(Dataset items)
____

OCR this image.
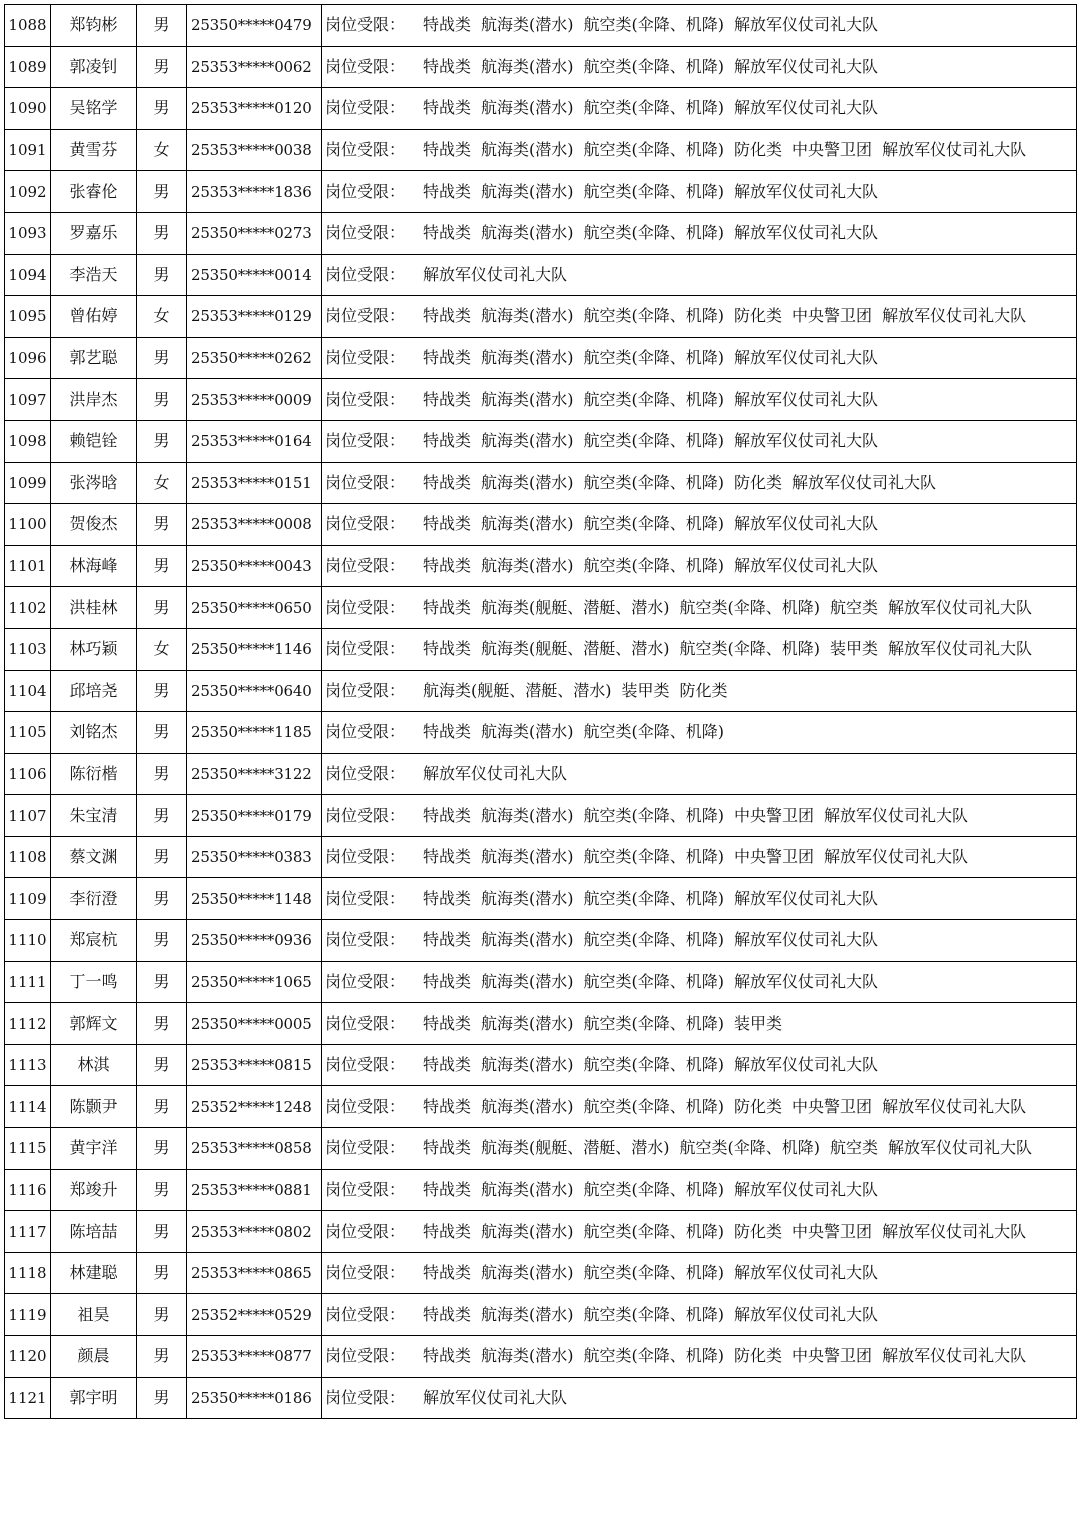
1088	郑钧彬	男	25350*****0479	岗位受限： 特战类 航海类(潜水) 航空类(伞降、机降) 解放军仪仗司礼大队
1089	郭凌钊	男	25353*****0062	岗位受限： 特战类 航海类(潜水) 航空类(伞降、机降) 解放军仪仗司礼大队
1090	吴铭学	男	25353*****0120	岗位受限： 特战类 航海类(潜水) 航空类(伞降、机降) 解放军仪仗司礼大队
1091	黄雪芬	女	25353*****0038	岗位受限： 特战类 航海类(潜水) 航空类(伞降、机降) 防化类 中央警卫团 解放军仪仗司礼大队
1092	张睿伦	男	25353*****1836	岗位受限： 特战类 航海类(潜水) 航空类(伞降、机降) 解放军仪仗司礼大队
1093	罗嘉乐	男	25350*****0273	岗位受限： 特战类 航海类(潜水) 航空类(伞降、机降) 解放军仪仗司礼大队
1094	李浩天	男	25350*****0014	岗位受限： 解放军仪仗司礼大队
1095	曾佑婷	女	25353*****0129	岗位受限： 特战类 航海类(潜水) 航空类(伞降、机降) 防化类 中央警卫团 解放军仪仗司礼大队
1096	郭艺聪	男	25350*****0262	岗位受限： 特战类 航海类(潜水) 航空类(伞降、机降) 解放军仪仗司礼大队
1097	洪岸杰	男	25353*****0009	岗位受限： 特战类 航海类(潜水) 航空类(伞降、机降) 解放军仪仗司礼大队
1098	赖铠铨	男	25353*****0164	岗位受限： 特战类 航海类(潜水) 航空类(伞降、机降) 解放军仪仗司礼大队
1099	张涔晗	女	25353*****0151	岗位受限： 特战类 航海类(潜水) 航空类(伞降、机降) 防化类 解放军仪仗司礼大队
1100	贺俊杰	男	25353*****0008	岗位受限： 特战类 航海类(潜水) 航空类(伞降、机降) 解放军仪仗司礼大队
1101	林海峰	男	25350*****0043	岗位受限： 特战类 航海类(潜水) 航空类(伞降、机降) 解放军仪仗司礼大队
1102	洪桂林	男	25350*****0650	岗位受限： 特战类 航海类(舰艇、潜艇、潜水) 航空类(伞降、机降) 航空类 解放军仪仗司礼大队
1103	林巧颖	女	25350*****1146	岗位受限： 特战类 航海类(舰艇、潜艇、潜水) 航空类(伞降、机降) 装甲类 解放军仪仗司礼大队
1104	邱培尧	男	25350*****0640	岗位受限： 航海类(舰艇、潜艇、潜水) 装甲类 防化类
1105	刘铭杰	男	25350*****1185	岗位受限： 特战类 航海类(潜水) 航空类(伞降、机降)
1106	陈衍楷	男	25350*****3122	岗位受限： 解放军仪仗司礼大队
1107	朱宝清	男	25350*****0179	岗位受限： 特战类 航海类(潜水) 航空类(伞降、机降) 中央警卫团 解放军仪仗司礼大队
1108	蔡文渊	男	25350*****0383	岗位受限： 特战类 航海类(潜水) 航空类(伞降、机降) 中央警卫团 解放军仪仗司礼大队
1109	李衍澄	男	25350*****1148	岗位受限： 特战类 航海类(潜水) 航空类(伞降、机降) 解放军仪仗司礼大队
1110	郑宸杭	男	25350*****0936	岗位受限： 特战类 航海类(潜水) 航空类(伞降、机降) 解放军仪仗司礼大队
1111	丁一鸣	男	25350*****1065	岗位受限： 特战类 航海类(潜水) 航空类(伞降、机降) 解放军仪仗司礼大队
1112	郭辉文	男	25350*****0005	岗位受限： 特战类 航海类(潜水) 航空类(伞降、机降) 装甲类
1113	林淇	男	25353*****0815	岗位受限： 特战类 航海类(潜水) 航空类(伞降、机降) 解放军仪仗司礼大队
1114	陈颢尹	男	25352*****1248	岗位受限： 特战类 航海类(潜水) 航空类(伞降、机降) 防化类 中央警卫团 解放军仪仗司礼大队
1115	黄宇洋	男	25353*****0858	岗位受限： 特战类 航海类(舰艇、潜艇、潜水) 航空类(伞降、机降) 航空类 解放军仪仗司礼大队
1116	郑竣升	男	25353*****0881	岗位受限： 特战类 航海类(潜水) 航空类(伞降、机降) 解放军仪仗司礼大队
1117	陈培喆	男	25353*****0802	岗位受限： 特战类 航海类(潜水) 航空类(伞降、机降) 防化类 中央警卫团 解放军仪仗司礼大队
1118	林建聪	男	25353*****0865	岗位受限： 特战类 航海类(潜水) 航空类(伞降、机降) 解放军仪仗司礼大队
1119	祖昊	男	25352*****0529	岗位受限： 特战类 航海类(潜水) 航空类(伞降、机降) 解放军仪仗司礼大队
1120	颜晨	男	25353*****0877	岗位受限： 特战类 航海类(潜水) 航空类(伞降、机降) 防化类 中央警卫团 解放军仪仗司礼大队
1121	郭宇明	男	25350*****0186	岗位受限： 解放军仪仗司礼大队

____

WHAT YOU SHOULD DO: Gather from the records above every line containing the string "中央警卫团".

ANSWER TO THE EXERCISE:
1091	黄雪芬	女	25353*****0038	岗位受限： 特战类 航海类(潜水) 航空类(伞降、机降) 防化类 中央警卫团 解放军仪仗司礼大队
1095	曾佑婷	女	25353*****0129	岗位受限： 特战类 航海类(潜水) 航空类(伞降、机降) 防化类 中央警卫团 解放军仪仗司礼大队
1107	朱宝清	男	25350*****0179	岗位受限： 特战类 航海类(潜水) 航空类(伞降、机降) 中央警卫团 解放军仪仗司礼大队
1108	蔡文渊	男	25350*****0383	岗位受限： 特战类 航海类(潜水) 航空类(伞降、机降) 中央警卫团 解放军仪仗司礼大队
1114	陈颢尹	男	25352*****1248	岗位受限： 特战类 航海类(潜水) 航空类(伞降、机降) 防化类 中央警卫团 解放军仪仗司礼大队
1117	陈培喆	男	25353*****0802	岗位受限： 特战类 航海类(潜水) 航空类(伞降、机降) 防化类 中央警卫团 解放军仪仗司礼大队
1120	颜晨	男	25353*****0877	岗位受限： 特战类 航海类(潜水) 航空类(伞降、机降) 防化类 中央警卫团 解放军仪仗司礼大队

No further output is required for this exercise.